▸ **Dataset items**:
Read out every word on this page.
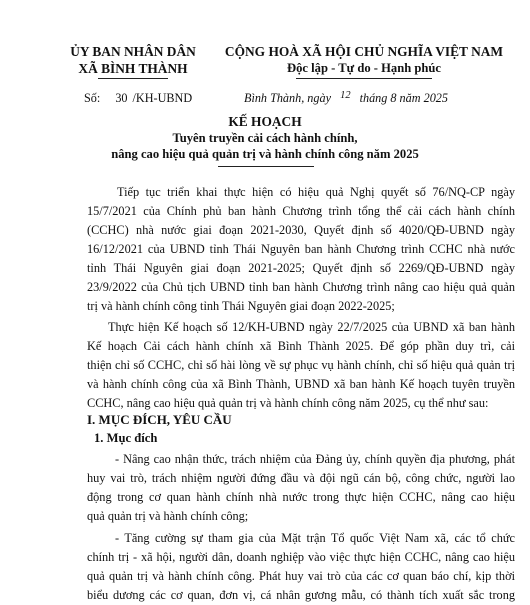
ỦY BAN NHÂN DÂN
XÃ BÌNH THÀNH
CỘNG HOÀ XÃ HỘI CHỦ NGHĨA VIỆT NAM
Độc lập - Tự do - Hạnh phúc
Số: 30 /KH-UBND	Bình Thành, ngày 12 tháng 8 năm 2025
KẾ HOẠCH
Tuyên truyền cải cách hành chính,
nâng cao hiệu quả quản trị và hành chính công năm 2025
Tiếp tục triển khai thực hiện có hiệu quả Nghị quyết số 76/NQ-CP ngày
15/7/2021 của Chính phủ ban hành Chương trình tổng thể cải cách hành chính
(CCHC) nhà nước giai đoạn 2021-2030, Quyết định số 4020/QĐ-UBND ngày
16/12/2021 của UBND tỉnh Thái Nguyên ban hành Chương trình CCHC nhà nước
tỉnh Thái Nguyên giai đoạn 2021-2025; Quyết định số 2269/QĐ-UBND ngày
23/9/2022 của Chủ tịch UBND tỉnh ban hành Chương trình nâng cao hiệu quả quản
trị và hành chính công tỉnh Thái Nguyên giai đoạn 2022-2025;
Thực hiện Kế hoạch số 12/KH-UBND ngày 22/7/2025 của UBND xã ban hành
Kế hoạch Cải cách hành chính xã Bình Thành 2025. Để góp phần duy trì, cải
thiện chỉ số CCHC, chỉ số hài lòng về sự phục vụ hành chính, chỉ số hiệu quả quản trị
và hành chính công của xã Bình Thành, UBND xã ban hành Kế hoạch tuyên truyền
CCHC, nâng cao hiệu quả quản trị và hành chính công năm 2025, cụ thể như sau:
I. MỤC ĐÍCH, YÊU CẦU
1. Mục đích
- Nâng cao nhận thức, trách nhiệm của Đảng ủy, chính quyền địa phương, phát
huy vai trò, trách nhiệm người đứng đầu và đội ngũ cán bộ, công chức, người lao
động trong cơ quan hành chính nhà nước trong thực hiện CCHC, nâng cao hiệu
quả quản trị và hành chính công;
- Tăng cường sự tham gia của Mặt trận Tổ quốc Việt Nam xã, các tổ chức
chính trị - xã hội, người dân, doanh nghiệp vào việc thực hiện CCHC, nâng cao hiệu
quả quản trị và hành chính công. Phát huy vai trò của các cơ quan báo chí, kịp thời
biểu dương các cơ quan, đơn vị, cá nhân gương mẫu, có thành tích xuất sắc trong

▸ **YOUR OBJECTIVE**:
From the data, list each line in which the string "giai" appears.

▸ **EXERCISE ANSWER**:
(CCHC) nhà nước giai đoạn 2021-2030, Quyết định số 4020/QĐ-UBND ngày
tỉnh Thái Nguyên giai đoạn 2021-2025; Quyết định số 2269/QĐ-UBND ngày
trị và hành chính công tỉnh Thái Nguyên giai đoạn 2022-2025;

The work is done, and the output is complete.